[begin DATASET ENTRIES]

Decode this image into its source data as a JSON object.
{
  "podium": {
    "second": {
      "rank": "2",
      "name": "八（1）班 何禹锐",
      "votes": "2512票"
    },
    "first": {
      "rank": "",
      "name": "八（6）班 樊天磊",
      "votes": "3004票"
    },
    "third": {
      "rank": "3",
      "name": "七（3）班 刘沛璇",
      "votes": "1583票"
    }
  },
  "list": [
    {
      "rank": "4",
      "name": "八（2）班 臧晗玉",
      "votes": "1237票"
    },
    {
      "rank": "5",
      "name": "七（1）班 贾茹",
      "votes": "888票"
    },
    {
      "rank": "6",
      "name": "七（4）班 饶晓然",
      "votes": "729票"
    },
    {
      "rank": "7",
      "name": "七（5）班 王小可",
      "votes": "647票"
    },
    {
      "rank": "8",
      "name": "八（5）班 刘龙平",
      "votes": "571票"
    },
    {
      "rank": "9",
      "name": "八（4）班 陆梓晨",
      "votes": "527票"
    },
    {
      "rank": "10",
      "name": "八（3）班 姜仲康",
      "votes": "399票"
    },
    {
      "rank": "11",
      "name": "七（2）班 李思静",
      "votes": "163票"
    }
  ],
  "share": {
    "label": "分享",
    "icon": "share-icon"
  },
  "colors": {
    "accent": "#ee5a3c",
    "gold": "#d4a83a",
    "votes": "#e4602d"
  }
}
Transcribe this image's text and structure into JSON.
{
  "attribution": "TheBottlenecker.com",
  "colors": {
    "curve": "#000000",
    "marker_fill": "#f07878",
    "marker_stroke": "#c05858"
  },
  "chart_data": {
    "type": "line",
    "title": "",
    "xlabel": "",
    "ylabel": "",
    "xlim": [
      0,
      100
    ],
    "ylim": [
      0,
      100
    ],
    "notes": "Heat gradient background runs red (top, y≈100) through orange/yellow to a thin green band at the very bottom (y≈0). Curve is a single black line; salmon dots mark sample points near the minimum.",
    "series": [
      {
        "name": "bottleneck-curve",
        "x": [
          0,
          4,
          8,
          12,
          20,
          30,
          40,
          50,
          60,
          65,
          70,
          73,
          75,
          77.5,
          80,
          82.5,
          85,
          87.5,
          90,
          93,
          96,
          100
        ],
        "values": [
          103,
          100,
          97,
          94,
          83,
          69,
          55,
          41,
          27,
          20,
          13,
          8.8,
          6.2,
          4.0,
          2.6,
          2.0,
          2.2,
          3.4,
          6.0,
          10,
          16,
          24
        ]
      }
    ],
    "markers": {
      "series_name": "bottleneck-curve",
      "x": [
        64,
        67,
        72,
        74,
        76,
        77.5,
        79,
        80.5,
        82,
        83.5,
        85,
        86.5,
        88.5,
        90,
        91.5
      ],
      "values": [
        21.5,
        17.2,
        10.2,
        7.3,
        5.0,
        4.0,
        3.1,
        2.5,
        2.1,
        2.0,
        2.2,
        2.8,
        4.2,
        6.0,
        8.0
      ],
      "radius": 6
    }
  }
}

[end DATASET ENTRIES]

§ **CHALLENGE**
Repeat the listing above without any change.

§ **RESULT OF THIS EXERCISE**
Decode this image into its source data as a JSON object.
{
  "podium": {
    "second": {
      "rank": "2",
      "name": "八（1）班 何禹锐",
      "votes": "2512票"
    },
    "first": {
      "rank": "",
      "name": "八（6）班 樊天磊",
      "votes": "3004票"
    },
    "third": {
      "rank": "3",
      "name": "七（3）班 刘沛璇",
      "votes": "1583票"
    }
  },
  "list": [
    {
      "rank": "4",
      "name": "八（2）班 臧晗玉",
      "votes": "1237票"
    },
    {
      "rank": "5",
      "name": "七（1）班 贾茹",
      "votes": "888票"
    },
    {
      "rank": "6",
      "name": "七（4）班 饶晓然",
      "votes": "729票"
    },
    {
      "rank": "7",
      "name": "七（5）班 王小可",
      "votes": "647票"
    },
    {
      "rank": "8",
      "name": "八（5）班 刘龙平",
      "votes": "571票"
    },
    {
      "rank": "9",
      "name": "八（4）班 陆梓晨",
      "votes": "527票"
    },
    {
      "rank": "10",
      "name": "八（3）班 姜仲康",
      "votes": "399票"
    },
    {
      "rank": "11",
      "name": "七（2）班 李思静",
      "votes": "163票"
    }
  ],
  "share": {
    "label": "分享",
    "icon": "share-icon"
  },
  "colors": {
    "accent": "#ee5a3c",
    "gold": "#d4a83a",
    "votes": "#e4602d"
  }
}
Transcribe this image's text and structure into JSON.
{
  "attribution": "TheBottlenecker.com",
  "colors": {
    "curve": "#000000",
    "marker_fill": "#f07878",
    "marker_stroke": "#c05858"
  },
  "chart_data": {
    "type": "line",
    "title": "",
    "xlabel": "",
    "ylabel": "",
    "xlim": [
      0,
      100
    ],
    "ylim": [
      0,
      100
    ],
    "notes": "Heat gradient background runs red (top, y≈100) through orange/yellow to a thin green band at the very bottom (y≈0). Curve is a single black line; salmon dots mark sample points near the minimum.",
    "series": [
      {
        "name": "bottleneck-curve",
        "x": [
          0,
          4,
          8,
          12,
          20,
          30,
          40,
          50,
          60,
          65,
          70,
          73,
          75,
          77.5,
          80,
          82.5,
          85,
          87.5,
          90,
          93,
          96,
          100
        ],
        "values": [
          103,
          100,
          97,
          94,
          83,
          69,
          55,
          41,
          27,
          20,
          13,
          8.8,
          6.2,
          4.0,
          2.6,
          2.0,
          2.2,
          3.4,
          6.0,
          10,
          16,
          24
        ]
      }
    ],
    "markers": {
      "series_name": "bottleneck-curve",
      "x": [
        64,
        67,
        72,
        74,
        76,
        77.5,
        79,
        80.5,
        82,
        83.5,
        85,
        86.5,
        88.5,
        90,
        91.5
      ],
      "values": [
        21.5,
        17.2,
        10.2,
        7.3,
        5.0,
        4.0,
        3.1,
        2.5,
        2.1,
        2.0,
        2.2,
        2.8,
        4.2,
        6.0,
        8.0
      ],
      "radius": 6
    }
  }
}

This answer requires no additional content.